##### Document segment #####

We’re a long way from these horrors in the West, but a strange inversion has already taken hold in the thinking of many — especially those who are most vocal on university campuses. It’s said that ideological difference, even when thoughtfully and politely expressed, is “literal violence” and deserves a commensurate response. But actual, direct threats of stabbing, raping, killing or bombing are meant to be interpreted as metaphorical.
The area where this pattern of thought is most apparent is in the current highly charged argument over trans issues. It was evident in a recent article in Jezebel magazine, in which the writer, Ashley Reese, berated JK Rowling for making public a tweet wishing her “a very nice pipe-bomb in the mailbox”. Discussing the tweet, Reese mocked the idea that anyone would feel directly threatened by a Twitter user who in this case describes themselves as “a genderfluid lesbian and a cybermarxist” and uses an anime avatar.

##### Provided records #####

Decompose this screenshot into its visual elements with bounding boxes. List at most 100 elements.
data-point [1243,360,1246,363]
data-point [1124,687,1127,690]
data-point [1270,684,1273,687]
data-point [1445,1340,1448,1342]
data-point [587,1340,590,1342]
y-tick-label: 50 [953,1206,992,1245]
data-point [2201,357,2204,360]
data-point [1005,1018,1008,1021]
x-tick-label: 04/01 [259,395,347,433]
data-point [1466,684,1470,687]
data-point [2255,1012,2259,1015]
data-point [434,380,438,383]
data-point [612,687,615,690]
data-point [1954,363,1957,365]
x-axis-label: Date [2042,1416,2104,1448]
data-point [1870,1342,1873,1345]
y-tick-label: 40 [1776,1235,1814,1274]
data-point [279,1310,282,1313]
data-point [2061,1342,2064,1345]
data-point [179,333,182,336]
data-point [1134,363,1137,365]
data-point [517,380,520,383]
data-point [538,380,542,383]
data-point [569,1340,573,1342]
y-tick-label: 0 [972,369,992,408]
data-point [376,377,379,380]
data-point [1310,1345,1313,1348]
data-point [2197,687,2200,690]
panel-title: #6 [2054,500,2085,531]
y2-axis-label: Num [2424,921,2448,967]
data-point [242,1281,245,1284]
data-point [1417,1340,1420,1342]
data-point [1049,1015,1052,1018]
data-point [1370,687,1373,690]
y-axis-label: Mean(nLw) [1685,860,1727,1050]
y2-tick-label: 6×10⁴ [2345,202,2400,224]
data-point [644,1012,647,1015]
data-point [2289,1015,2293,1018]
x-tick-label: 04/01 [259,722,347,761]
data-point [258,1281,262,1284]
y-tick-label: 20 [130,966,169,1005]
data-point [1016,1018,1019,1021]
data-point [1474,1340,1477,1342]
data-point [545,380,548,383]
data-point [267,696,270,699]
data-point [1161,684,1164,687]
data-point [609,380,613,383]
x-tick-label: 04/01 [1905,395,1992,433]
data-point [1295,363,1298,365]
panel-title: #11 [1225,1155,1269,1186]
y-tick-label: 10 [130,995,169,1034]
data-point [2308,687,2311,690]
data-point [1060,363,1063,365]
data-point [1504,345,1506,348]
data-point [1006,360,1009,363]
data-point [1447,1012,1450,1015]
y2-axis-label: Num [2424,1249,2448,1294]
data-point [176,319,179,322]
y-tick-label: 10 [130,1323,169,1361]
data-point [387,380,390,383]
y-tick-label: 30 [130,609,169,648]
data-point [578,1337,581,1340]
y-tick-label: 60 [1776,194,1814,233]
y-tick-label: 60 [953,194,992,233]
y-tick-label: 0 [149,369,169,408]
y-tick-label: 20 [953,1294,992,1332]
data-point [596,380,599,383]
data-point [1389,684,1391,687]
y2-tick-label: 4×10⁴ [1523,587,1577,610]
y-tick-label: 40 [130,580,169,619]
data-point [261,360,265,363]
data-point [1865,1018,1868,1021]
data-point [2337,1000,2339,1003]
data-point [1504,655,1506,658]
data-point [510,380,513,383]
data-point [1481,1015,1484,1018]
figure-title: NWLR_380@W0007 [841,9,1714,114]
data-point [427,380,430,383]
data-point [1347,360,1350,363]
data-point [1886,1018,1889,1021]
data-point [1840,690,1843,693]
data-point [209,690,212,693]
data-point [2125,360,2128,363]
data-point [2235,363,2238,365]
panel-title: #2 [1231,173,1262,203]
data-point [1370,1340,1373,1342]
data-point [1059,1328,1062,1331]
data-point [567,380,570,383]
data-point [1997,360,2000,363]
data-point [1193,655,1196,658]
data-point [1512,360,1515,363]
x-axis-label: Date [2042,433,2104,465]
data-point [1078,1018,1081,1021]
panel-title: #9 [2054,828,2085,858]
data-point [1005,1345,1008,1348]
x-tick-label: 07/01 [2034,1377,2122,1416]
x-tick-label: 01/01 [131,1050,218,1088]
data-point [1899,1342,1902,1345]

#####

#### Action item:
Can you continue the commentary on speech as "literal violence" and threats against JK Rowling from its last sentence onward?

#### Answer section:
Yet the article demonstrates a fundamental misunderstanding of who issues violent threats, and of what such threats — even if not enacted — are intended to do. Is there really a “type” from whom we should take threats seriously, and another we should comfortably ignore? History suggests that would be foolish. The Price sisters, Marian and Dolours, for example, were intelligent, highly attractive young women who had attended teacher training college. In 1973, aged 19 and 22 respectively — fired by a belief in the purity of their cause — they participated in the IRA Old Bailey bombing which left 200 people injured and one dead. The journalist Neal Ascherson remembered Ulrike Meinhof as a “tender and vulnerable” 30-year-old journalist, the mother of young twins. That was before she “took up the gun” as a leader of a gang responsible for a wave of bombings, shootings and assassinations across Germany.
Soon after the tweet that Rowling highlighted — one among many threats she has received — another piece of writing came to light, this time from a paper written by an LSE Gender Studies student, Matt Thompson. In it, the author makes an explicit threat to “TERFs” or gender-critical women. “Picture this: I hold a knife to your throat and spit my transness in your ear. Does that turn you on? Are you scared? I sure fucking hope so.” It’s the type of statement frequently found on Twitter, now immortalised in an academic paper. Thompson self-defines as “an autistic genderfuck” and also someone “who loves cats, running, books and plants.” By Reese’s logic, who could possibly be afraid of a student who loves cats?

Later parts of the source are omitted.